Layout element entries

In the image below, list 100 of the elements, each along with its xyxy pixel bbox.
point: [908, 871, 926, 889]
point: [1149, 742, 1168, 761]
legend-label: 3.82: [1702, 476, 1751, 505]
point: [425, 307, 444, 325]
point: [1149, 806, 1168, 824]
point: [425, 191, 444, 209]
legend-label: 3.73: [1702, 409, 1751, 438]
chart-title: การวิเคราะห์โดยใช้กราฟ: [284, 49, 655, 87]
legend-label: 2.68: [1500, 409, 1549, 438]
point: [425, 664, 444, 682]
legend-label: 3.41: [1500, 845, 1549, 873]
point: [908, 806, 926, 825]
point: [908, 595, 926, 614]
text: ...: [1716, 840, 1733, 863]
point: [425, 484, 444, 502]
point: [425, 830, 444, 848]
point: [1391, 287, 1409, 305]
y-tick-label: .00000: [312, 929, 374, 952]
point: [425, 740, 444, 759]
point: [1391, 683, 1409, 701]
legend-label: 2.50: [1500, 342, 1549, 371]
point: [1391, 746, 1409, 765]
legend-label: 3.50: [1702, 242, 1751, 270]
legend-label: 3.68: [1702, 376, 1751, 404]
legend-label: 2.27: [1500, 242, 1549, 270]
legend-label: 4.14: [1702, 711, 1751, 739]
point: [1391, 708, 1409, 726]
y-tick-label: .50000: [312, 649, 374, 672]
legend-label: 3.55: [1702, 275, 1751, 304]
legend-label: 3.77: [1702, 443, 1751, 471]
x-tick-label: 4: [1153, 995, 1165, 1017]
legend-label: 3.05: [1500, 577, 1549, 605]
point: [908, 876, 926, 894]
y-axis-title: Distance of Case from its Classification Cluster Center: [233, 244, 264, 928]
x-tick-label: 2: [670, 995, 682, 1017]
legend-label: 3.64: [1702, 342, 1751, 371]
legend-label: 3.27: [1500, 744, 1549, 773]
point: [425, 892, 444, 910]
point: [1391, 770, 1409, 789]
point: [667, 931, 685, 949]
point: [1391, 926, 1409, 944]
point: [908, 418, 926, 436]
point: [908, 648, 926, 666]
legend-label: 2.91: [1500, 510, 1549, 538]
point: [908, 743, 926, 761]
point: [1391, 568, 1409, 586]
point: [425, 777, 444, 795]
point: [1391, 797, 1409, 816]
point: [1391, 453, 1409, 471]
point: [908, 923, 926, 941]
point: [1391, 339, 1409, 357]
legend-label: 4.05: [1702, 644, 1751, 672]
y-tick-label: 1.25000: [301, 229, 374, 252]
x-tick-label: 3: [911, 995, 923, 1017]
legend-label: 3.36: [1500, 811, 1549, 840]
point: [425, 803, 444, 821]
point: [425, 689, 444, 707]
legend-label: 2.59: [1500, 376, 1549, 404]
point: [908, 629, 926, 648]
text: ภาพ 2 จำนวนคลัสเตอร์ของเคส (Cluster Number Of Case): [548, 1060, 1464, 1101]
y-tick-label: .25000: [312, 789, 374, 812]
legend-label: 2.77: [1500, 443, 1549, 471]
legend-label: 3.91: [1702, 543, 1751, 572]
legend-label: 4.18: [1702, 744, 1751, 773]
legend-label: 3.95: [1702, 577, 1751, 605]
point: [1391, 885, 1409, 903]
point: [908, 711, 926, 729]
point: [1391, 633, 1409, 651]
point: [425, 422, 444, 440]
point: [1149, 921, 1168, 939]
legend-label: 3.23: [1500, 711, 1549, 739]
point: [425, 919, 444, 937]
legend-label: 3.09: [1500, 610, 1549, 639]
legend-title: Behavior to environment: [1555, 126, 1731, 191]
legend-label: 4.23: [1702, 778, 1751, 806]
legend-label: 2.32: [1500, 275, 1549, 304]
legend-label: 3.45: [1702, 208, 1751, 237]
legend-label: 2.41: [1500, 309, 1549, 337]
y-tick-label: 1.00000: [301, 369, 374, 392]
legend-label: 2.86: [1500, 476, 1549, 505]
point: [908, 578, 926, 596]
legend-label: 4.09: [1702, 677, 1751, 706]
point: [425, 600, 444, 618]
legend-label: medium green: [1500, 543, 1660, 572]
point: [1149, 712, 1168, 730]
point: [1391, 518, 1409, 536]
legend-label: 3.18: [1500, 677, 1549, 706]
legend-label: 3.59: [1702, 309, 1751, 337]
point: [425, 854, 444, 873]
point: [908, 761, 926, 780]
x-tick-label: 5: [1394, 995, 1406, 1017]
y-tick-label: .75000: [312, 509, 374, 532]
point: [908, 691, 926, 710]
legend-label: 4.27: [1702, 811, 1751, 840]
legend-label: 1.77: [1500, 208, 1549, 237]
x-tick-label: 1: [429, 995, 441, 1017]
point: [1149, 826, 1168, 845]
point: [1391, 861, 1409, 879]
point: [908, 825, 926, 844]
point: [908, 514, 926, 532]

> _STATED EXERCISE_
Duplicate the lines from the first one down through the line containing "point: [1391, 708, 1409, 726]", including both of those lines.

> _SOLUTION TO THIS TASK_
In the image below, list 100 of the elements, each along with its xyxy pixel bbox.
point: [908, 871, 926, 889]
point: [1149, 742, 1168, 761]
legend-label: 3.82: [1702, 476, 1751, 505]
point: [425, 307, 444, 325]
point: [1149, 806, 1168, 824]
point: [425, 191, 444, 209]
legend-label: 3.73: [1702, 409, 1751, 438]
chart-title: การวิเคราะห์โดยใช้กราฟ: [284, 49, 655, 87]
legend-label: 2.68: [1500, 409, 1549, 438]
point: [425, 664, 444, 682]
legend-label: 3.41: [1500, 845, 1549, 873]
point: [908, 806, 926, 825]
point: [908, 595, 926, 614]
text: ...: [1716, 840, 1733, 863]
point: [425, 484, 444, 502]
point: [425, 830, 444, 848]
point: [1391, 287, 1409, 305]
y-tick-label: .00000: [312, 929, 374, 952]
point: [425, 740, 444, 759]
point: [1391, 683, 1409, 701]
legend-label: 2.50: [1500, 342, 1549, 371]
point: [1391, 746, 1409, 765]
legend-label: 3.50: [1702, 242, 1751, 270]
legend-label: 3.68: [1702, 376, 1751, 404]
legend-label: 2.27: [1500, 242, 1549, 270]
legend-label: 4.14: [1702, 711, 1751, 739]
point: [1391, 708, 1409, 726]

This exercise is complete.